===== Provided passage =====

Differential transmission - power takeoff from the drivetrain motors

In mechanical engineering Differential is primarily associated with a specific drivetrain component connecting axles of the powered left and right side wheels. But formally it is defined as:

A differential is a gear train with three shafts that has the property that the rotational speed of one shaft is the average of the speeds of the others, or a fixed multiple of that average.

For whatever reason, in vex context, any power sharing scheme between multiple motors is called differential as long as inputs and outputs obey the basic formula a=x+y and b=x-y where (x,y) are inputs and (a,b) are outputs. For example: Differential transmission - Mobile Goal to Drivetrain (DMD)

Video linked above shows two common types of the differentials used by a number of teams over the last few seasons.

=====

**Tasks to complete**.
1. List every variable that appears in the formula given in the passage on differential transmission.
2. Translate this sentence from the passage on differential transmission into Spanish: "A differential is a gear train with three shafts that has the property that the rotational speed of one shaft is the average of the speeds of the others, or a fixed multiple of that average."
3. From the passage on differential transmission, repeat the part that opens with the words containing "A differential is" and closes with "to Drivetrain (DMD)".

===== Material provided =====

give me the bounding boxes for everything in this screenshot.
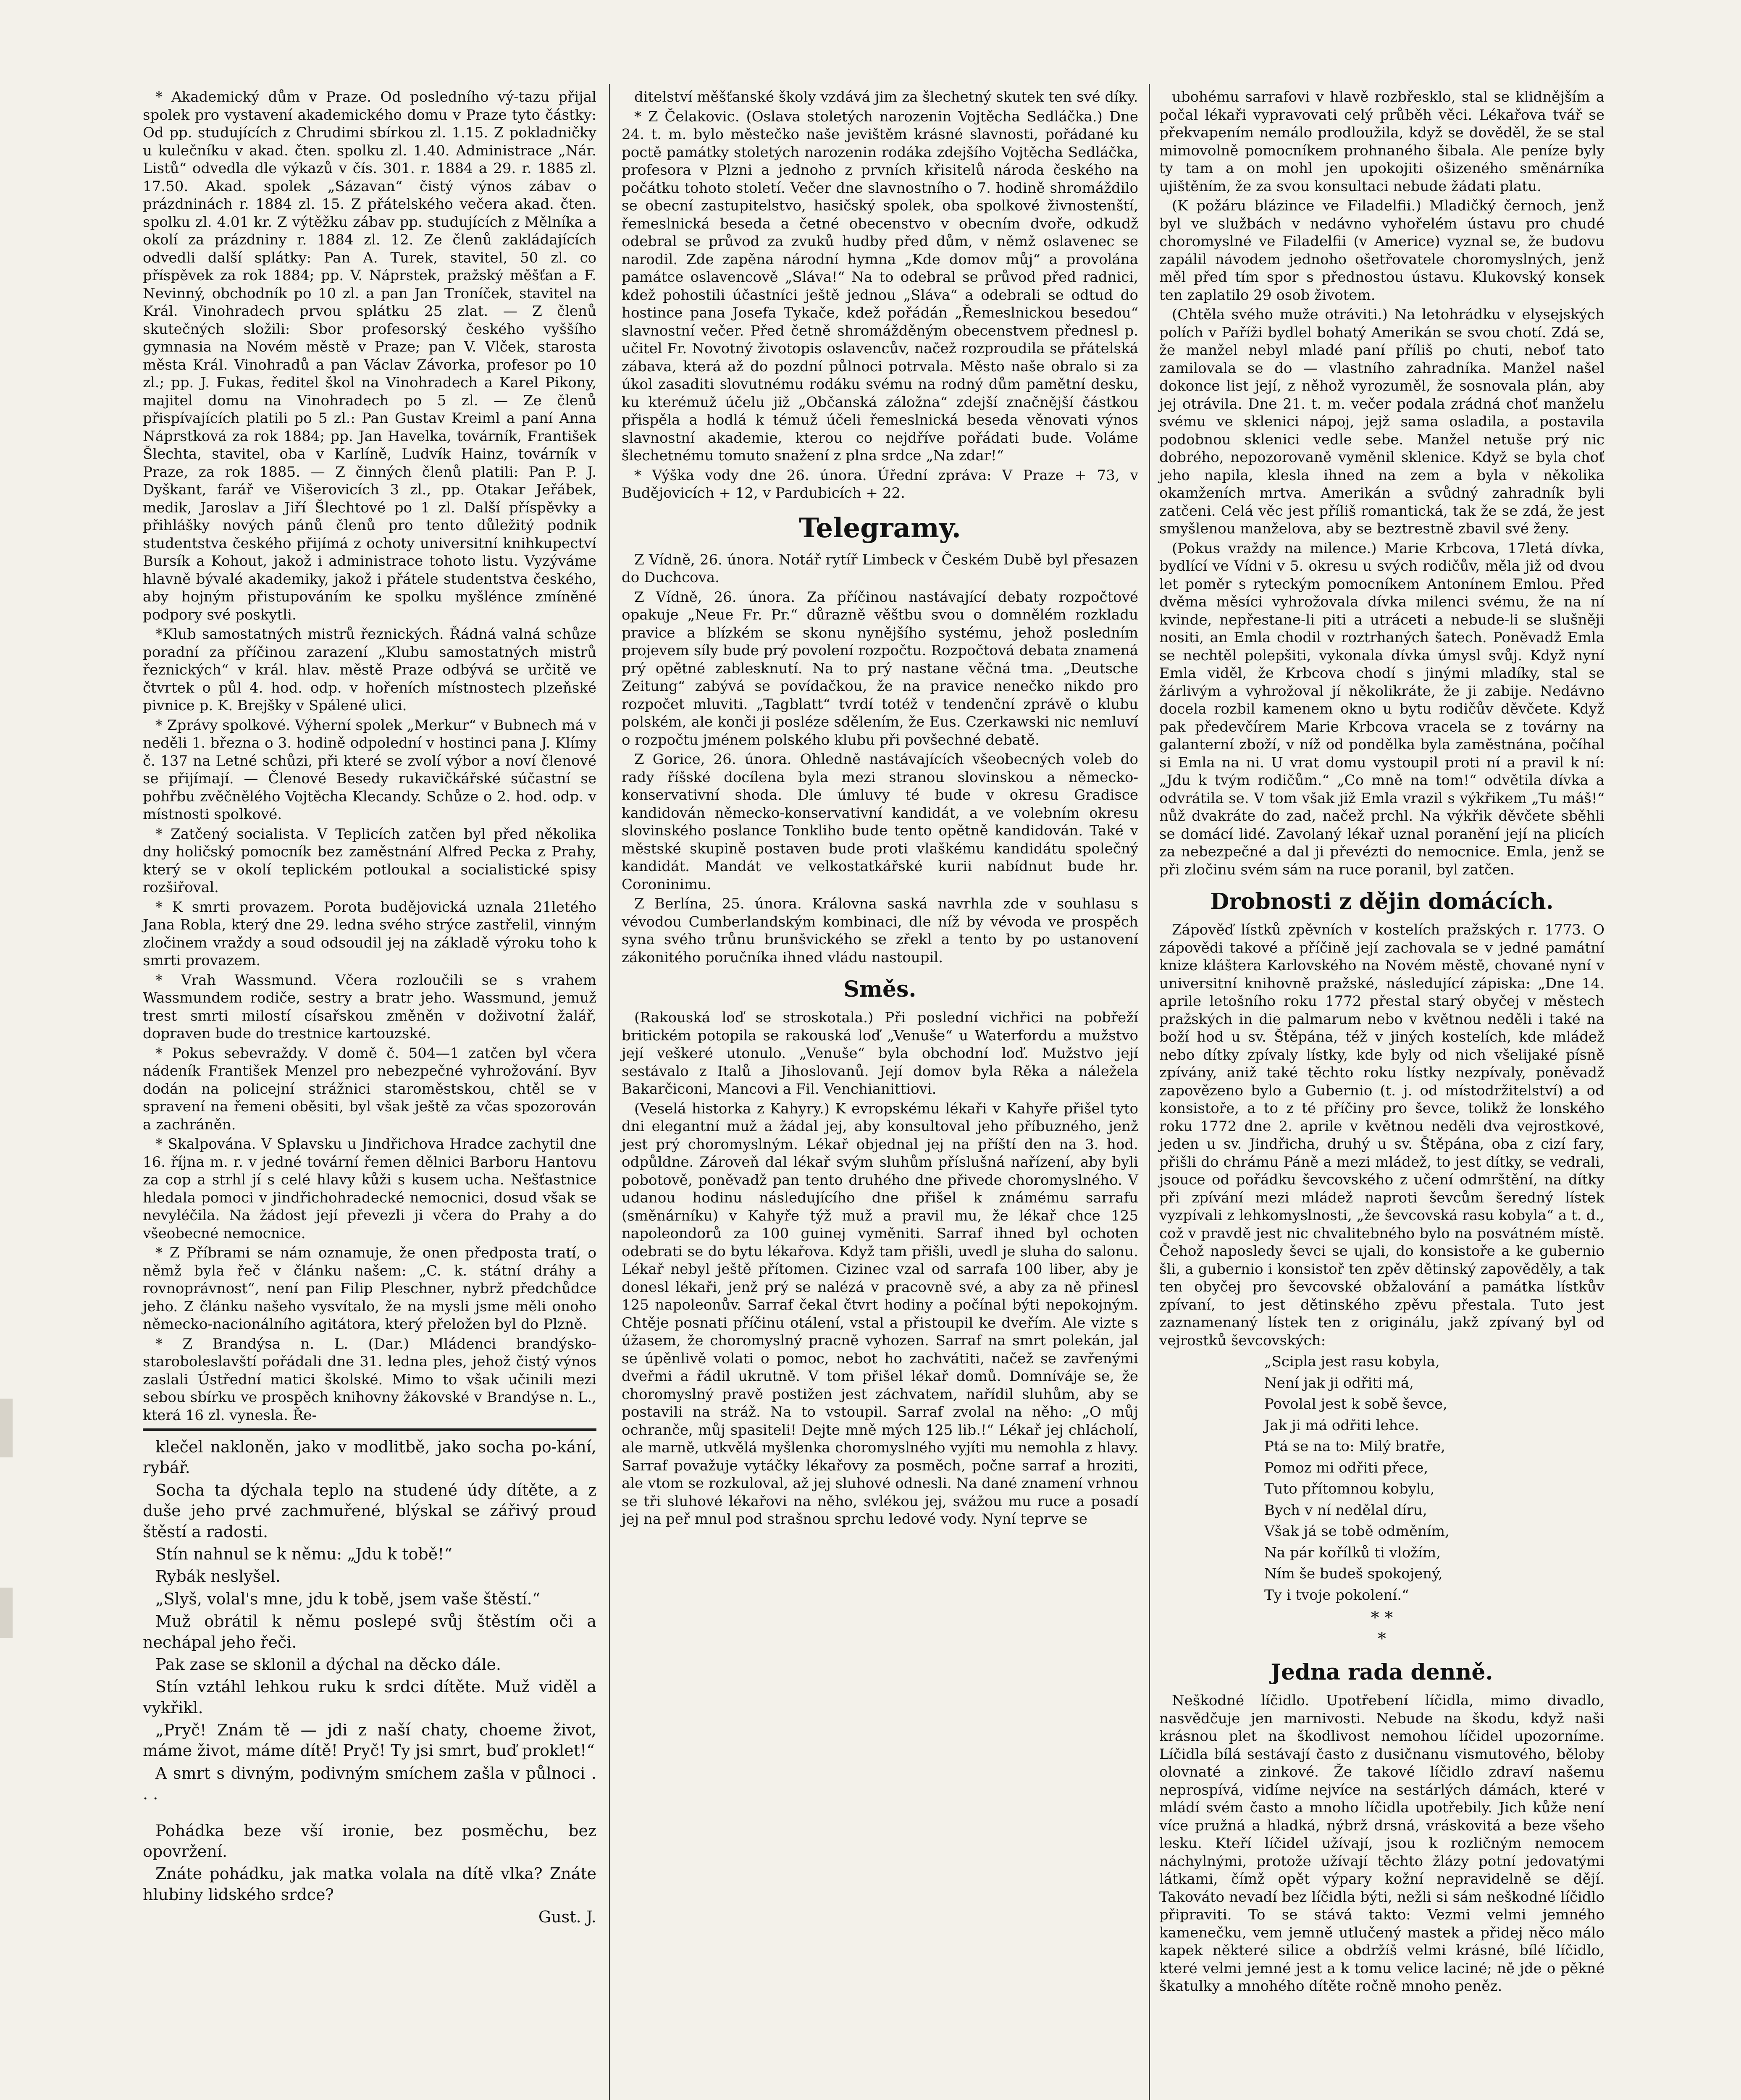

=====

**Exercise responses**.
1. a, b, x, y

2. Un diferencial es un tren de engranajes con tres ejes que tiene la propiedad de que la velocidad de rotación de un eje es el promedio de las velocidades de los otros, o un múltiplo fijo de ese promedio.

3.
A differential is a gear train with three shafts that has the property that the rotational speed of one shaft is the average of the speeds of the others, or a fixed multiple of that average.

For whatever reason, in vex context, any power sharing scheme between multiple motors is called differential as long as inputs and outputs obey the basic formula a=x+y and b=x-y where (x,y) are inputs and (a,b) are outputs. For example: Differential transmission - Mobile Goal to Drivetrain (DMD)